**Goal**
Exactly as written, print each record in the listing.

── Exercise materials ──

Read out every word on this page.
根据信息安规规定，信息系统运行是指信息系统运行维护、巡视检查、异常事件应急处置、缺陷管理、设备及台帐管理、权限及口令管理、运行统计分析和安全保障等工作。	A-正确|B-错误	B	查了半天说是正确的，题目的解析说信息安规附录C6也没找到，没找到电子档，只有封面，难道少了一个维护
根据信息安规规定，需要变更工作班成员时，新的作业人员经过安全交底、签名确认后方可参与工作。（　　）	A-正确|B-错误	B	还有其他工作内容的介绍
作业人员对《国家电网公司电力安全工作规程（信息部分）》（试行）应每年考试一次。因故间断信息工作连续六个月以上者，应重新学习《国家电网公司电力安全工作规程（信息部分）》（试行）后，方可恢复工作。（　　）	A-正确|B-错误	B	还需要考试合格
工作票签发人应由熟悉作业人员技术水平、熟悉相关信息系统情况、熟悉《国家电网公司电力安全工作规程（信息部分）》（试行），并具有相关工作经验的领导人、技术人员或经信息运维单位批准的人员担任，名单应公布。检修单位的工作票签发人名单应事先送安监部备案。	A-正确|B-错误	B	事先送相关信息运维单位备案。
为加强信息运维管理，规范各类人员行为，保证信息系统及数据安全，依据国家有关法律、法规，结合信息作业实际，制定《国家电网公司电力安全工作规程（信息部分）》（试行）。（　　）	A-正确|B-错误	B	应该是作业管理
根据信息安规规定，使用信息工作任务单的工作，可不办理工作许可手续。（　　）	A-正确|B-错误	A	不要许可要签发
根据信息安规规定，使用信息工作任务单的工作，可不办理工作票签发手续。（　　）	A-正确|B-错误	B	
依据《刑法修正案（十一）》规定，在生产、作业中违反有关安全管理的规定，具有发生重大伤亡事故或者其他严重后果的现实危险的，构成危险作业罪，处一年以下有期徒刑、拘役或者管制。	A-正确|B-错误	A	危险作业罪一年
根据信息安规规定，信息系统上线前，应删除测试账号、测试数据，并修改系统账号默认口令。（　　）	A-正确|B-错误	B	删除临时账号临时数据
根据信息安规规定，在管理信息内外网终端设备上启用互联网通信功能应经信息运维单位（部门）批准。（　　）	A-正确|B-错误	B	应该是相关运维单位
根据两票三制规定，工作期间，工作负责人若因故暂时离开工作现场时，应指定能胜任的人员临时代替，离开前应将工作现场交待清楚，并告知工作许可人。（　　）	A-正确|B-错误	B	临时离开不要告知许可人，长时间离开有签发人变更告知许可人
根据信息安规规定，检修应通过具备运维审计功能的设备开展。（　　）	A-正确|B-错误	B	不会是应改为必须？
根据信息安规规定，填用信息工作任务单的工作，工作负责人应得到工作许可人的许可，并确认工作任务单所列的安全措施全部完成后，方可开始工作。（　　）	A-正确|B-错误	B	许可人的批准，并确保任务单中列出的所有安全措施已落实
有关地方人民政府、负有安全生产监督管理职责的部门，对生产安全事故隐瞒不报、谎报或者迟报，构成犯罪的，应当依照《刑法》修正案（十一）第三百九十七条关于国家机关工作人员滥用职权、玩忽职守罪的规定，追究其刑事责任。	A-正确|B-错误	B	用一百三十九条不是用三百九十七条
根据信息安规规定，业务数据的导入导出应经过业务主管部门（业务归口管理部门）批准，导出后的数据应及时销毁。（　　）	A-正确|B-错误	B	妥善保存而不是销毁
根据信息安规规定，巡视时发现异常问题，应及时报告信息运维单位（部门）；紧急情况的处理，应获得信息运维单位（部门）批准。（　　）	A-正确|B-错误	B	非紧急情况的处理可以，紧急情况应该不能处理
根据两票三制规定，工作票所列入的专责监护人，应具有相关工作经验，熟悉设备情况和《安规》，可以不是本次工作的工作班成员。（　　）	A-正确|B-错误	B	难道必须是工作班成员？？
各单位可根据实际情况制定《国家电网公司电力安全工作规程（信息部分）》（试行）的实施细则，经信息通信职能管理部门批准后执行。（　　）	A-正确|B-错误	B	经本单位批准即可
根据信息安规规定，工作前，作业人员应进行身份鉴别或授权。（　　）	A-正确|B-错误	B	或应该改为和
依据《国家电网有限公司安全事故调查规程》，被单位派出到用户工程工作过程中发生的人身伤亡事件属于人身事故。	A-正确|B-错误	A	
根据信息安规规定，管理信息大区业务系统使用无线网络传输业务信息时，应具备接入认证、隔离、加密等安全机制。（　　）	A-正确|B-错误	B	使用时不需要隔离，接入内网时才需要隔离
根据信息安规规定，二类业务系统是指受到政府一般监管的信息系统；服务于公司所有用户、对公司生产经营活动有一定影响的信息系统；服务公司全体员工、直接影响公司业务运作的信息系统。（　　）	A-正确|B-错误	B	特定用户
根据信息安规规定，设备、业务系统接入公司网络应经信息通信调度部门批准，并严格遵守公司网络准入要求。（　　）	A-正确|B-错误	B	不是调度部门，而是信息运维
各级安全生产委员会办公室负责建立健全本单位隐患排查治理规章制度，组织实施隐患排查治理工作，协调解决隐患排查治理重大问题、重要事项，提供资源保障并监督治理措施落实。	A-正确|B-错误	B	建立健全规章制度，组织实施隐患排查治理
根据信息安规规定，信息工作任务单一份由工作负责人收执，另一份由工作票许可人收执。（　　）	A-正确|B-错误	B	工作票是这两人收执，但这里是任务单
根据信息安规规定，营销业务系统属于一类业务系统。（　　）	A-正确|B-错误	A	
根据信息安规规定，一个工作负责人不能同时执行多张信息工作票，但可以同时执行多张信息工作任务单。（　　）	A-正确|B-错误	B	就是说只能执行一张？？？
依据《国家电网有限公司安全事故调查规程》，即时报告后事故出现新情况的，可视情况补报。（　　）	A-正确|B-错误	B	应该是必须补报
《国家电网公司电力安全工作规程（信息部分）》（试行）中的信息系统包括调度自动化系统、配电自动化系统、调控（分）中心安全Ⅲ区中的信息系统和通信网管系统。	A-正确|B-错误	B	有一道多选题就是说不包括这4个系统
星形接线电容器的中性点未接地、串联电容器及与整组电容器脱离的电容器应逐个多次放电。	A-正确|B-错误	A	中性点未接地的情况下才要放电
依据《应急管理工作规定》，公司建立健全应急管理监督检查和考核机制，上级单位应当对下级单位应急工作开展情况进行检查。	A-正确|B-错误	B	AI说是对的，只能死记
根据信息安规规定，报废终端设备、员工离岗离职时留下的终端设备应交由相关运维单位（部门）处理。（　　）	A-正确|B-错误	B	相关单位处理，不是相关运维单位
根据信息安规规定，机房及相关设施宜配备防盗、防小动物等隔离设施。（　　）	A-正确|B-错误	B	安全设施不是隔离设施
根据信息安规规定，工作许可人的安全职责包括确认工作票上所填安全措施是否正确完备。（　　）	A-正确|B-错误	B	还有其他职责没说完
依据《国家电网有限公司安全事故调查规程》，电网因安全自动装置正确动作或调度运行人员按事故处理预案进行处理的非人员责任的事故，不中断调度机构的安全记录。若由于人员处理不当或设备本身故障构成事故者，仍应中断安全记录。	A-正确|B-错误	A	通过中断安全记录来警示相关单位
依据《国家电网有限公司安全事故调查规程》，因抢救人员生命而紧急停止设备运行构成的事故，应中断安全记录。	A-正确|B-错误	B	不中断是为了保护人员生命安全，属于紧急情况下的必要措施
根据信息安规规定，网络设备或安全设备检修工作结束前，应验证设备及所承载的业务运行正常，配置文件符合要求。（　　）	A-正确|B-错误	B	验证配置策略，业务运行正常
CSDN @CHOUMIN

───

**Worked solution**
Read out every word on this page.
根据信息安规规定，信息系统运行是指信息系统运行维护、巡视检查、异常事件应急处置、缺陷管理、设备及台帐管理、权限及口令管理、运行统计分析和安全保障等工作。	A-正确|B-错误	B	查了半天说是正确的，题目的解析说信息安规附录C6也没找到，没找到电子档，只有封面，难道少了一个维护
根据信息安规规定，需要变更工作班成员时，新的作业人员经过安全交底、签名确认后方可参与工作。（　　）	A-正确|B-错误	B	还有其他工作内容的介绍
作业人员对《国家电网公司电力安全工作规程（信息部分）》（试行）应每年考试一次。因故间断信息工作连续六个月以上者，应重新学习《国家电网公司电力安全工作规程（信息部分）》（试行）后，方可恢复工作。（　　）	A-正确|B-错误	B	还需要考试合格
工作票签发人应由熟悉作业人员技术水平、熟悉相关信息系统情况、熟悉《国家电网公司电力安全工作规程（信息部分）》（试行），并具有相关工作经验的领导人、技术人员或经信息运维单位批准的人员担任，名单应公布。检修单位的工作票签发人名单应事先送安监部备案。	A-正确|B-错误	B	事先送相关信息运维单位备案。
为加强信息运维管理，规范各类人员行为，保证信息系统及数据安全，依据国家有关法律、法规，结合信息作业实际，制定《国家电网公司电力安全工作规程（信息部分）》（试行）。（　　）	A-正确|B-错误	B	应该是作业管理
根据信息安规规定，使用信息工作任务单的工作，可不办理工作许可手续。（　　）	A-正确|B-错误	A	不要许可要签发
根据信息安规规定，使用信息工作任务单的工作，可不办理工作票签发手续。（　　）	A-正确|B-错误	B	
依据《刑法修正案（十一）》规定，在生产、作业中违反有关安全管理的规定，具有发生重大伤亡事故或者其他严重后果的现实危险的，构成危险作业罪，处一年以下有期徒刑、拘役或者管制。	A-正确|B-错误	A	危险作业罪一年
根据信息安规规定，信息系统上线前，应删除测试账号、测试数据，并修改系统账号默认口令。（　　）	A-正确|B-错误	B	删除临时账号临时数据
根据信息安规规定，在管理信息内外网终端设备上启用互联网通信功能应经信息运维单位（部门）批准。（　　）	A-正确|B-错误	B	应该是相关运维单位
根据两票三制规定，工作期间，工作负责人若因故暂时离开工作现场时，应指定能胜任的人员临时代替，离开前应将工作现场交待清楚，并告知工作许可人。（　　）	A-正确|B-错误	B	临时离开不要告知许可人，长时间离开有签发人变更告知许可人
根据信息安规规定，检修应通过具备运维审计功能的设备开展。（　　）	A-正确|B-错误	B	不会是应改为必须？
根据信息安规规定，填用信息工作任务单的工作，工作负责人应得到工作许可人的许可，并确认工作任务单所列的安全措施全部完成后，方可开始工作。（　　）	A-正确|B-错误	B	许可人的批准，并确保任务单中列出的所有安全措施已落实
有关地方人民政府、负有安全生产监督管理职责的部门，对生产安全事故隐瞒不报、谎报或者迟报，构成犯罪的，应当依照《刑法》修正案（十一）第三百九十七条关于国家机关工作人员滥用职权、玩忽职守罪的规定，追究其刑事责任。	A-正确|B-错误	B	用一百三十九条不是用三百九十七条
根据信息安规规定，业务数据的导入导出应经过业务主管部门（业务归口管理部门）批准，导出后的数据应及时销毁。（　　）	A-正确|B-错误	B	妥善保存而不是销毁
根据信息安规规定，巡视时发现异常问题，应及时报告信息运维单位（部门）；紧急情况的处理，应获得信息运维单位（部门）批准。（　　）	A-正确|B-错误	B	非紧急情况的处理可以，紧急情况应该不能处理
根据两票三制规定，工作票所列入的专责监护人，应具有相关工作经验，熟悉设备情况和《安规》，可以不是本次工作的工作班成员。（　　）	A-正确|B-错误	B	难道必须是工作班成员？？
各单位可根据实际情况制定《国家电网公司电力安全工作规程（信息部分）》（试行）的实施细则，经信息通信职能管理部门批准后执行。（　　）	A-正确|B-错误	B	经本单位批准即可
根据信息安规规定，工作前，作业人员应进行身份鉴别或授权。（　　）	A-正确|B-错误	B	或应该改为和
依据《国家电网有限公司安全事故调查规程》，被单位派出到用户工程工作过程中发生的人身伤亡事件属于人身事故。	A-正确|B-错误	A	
根据信息安规规定，管理信息大区业务系统使用无线网络传输业务信息时，应具备接入认证、隔离、加密等安全机制。（　　）	A-正确|B-错误	B	使用时不需要隔离，接入内网时才需要隔离
根据信息安规规定，二类业务系统是指受到政府一般监管的信息系统；服务于公司所有用户、对公司生产经营活动有一定影响的信息系统；服务公司全体员工、直接影响公司业务运作的信息系统。（　　）	A-正确|B-错误	B	特定用户
根据信息安规规定，设备、业务系统接入公司网络应经信息通信调度部门批准，并严格遵守公司网络准入要求。（　　）	A-正确|B-错误	B	不是调度部门，而是信息运维
各级安全生产委员会办公室负责建立健全本单位隐患排查治理规章制度，组织实施隐患排查治理工作，协调解决隐患排查治理重大问题、重要事项，提供资源保障并监督治理措施落实。	A-正确|B-错误	B	建立健全规章制度，组织实施隐患排查治理
根据信息安规规定，信息工作任务单一份由工作负责人收执，另一份由工作票许可人收执。（　　）	A-正确|B-错误	B	工作票是这两人收执，但这里是任务单
根据信息安规规定，营销业务系统属于一类业务系统。（　　）	A-正确|B-错误	A	
根据信息安规规定，一个工作负责人不能同时执行多张信息工作票，但可以同时执行多张信息工作任务单。（　　）	A-正确|B-错误	B	就是说只能执行一张？？？
依据《国家电网有限公司安全事故调查规程》，即时报告后事故出现新情况的，可视情况补报。（　　）	A-正确|B-错误	B	应该是必须补报
《国家电网公司电力安全工作规程（信息部分）》（试行）中的信息系统包括调度自动化系统、配电自动化系统、调控（分）中心安全Ⅲ区中的信息系统和通信网管系统。	A-正确|B-错误	B	有一道多选题就是说不包括这4个系统
星形接线电容器的中性点未接地、串联电容器及与整组电容器脱离的电容器应逐个多次放电。	A-正确|B-错误	A	中性点未接地的情况下才要放电
依据《应急管理工作规定》，公司建立健全应急管理监督检查和考核机制，上级单位应当对下级单位应急工作开展情况进行检查。	A-正确|B-错误	B	AI说是对的，只能死记
根据信息安规规定，报废终端设备、员工离岗离职时留下的终端设备应交由相关运维单位（部门）处理。（　　）	A-正确|B-错误	B	相关单位处理，不是相关运维单位
根据信息安规规定，机房及相关设施宜配备防盗、防小动物等隔离设施。（　　）	A-正确|B-错误	B	安全设施不是隔离设施
根据信息安规规定，工作许可人的安全职责包括确认工作票上所填安全措施是否正确完备。（　　）	A-正确|B-错误	B	还有其他职责没说完
依据《国家电网有限公司安全事故调查规程》，电网因安全自动装置正确动作或调度运行人员按事故处理预案进行处理的非人员责任的事故，不中断调度机构的安全记录。若由于人员处理不当或设备本身故障构成事故者，仍应中断安全记录。	A-正确|B-错误	A	通过中断安全记录来警示相关单位
依据《国家电网有限公司安全事故调查规程》，因抢救人员生命而紧急停止设备运行构成的事故，应中断安全记录。	A-正确|B-错误	B	不中断是为了保护人员生命安全，属于紧急情况下的必要措施
根据信息安规规定，网络设备或安全设备检修工作结束前，应验证设备及所承载的业务运行正常，配置文件符合要求。（　　）	A-正确|B-错误	B	验证配置策略，业务运行正常
CSDN @CHOUMIN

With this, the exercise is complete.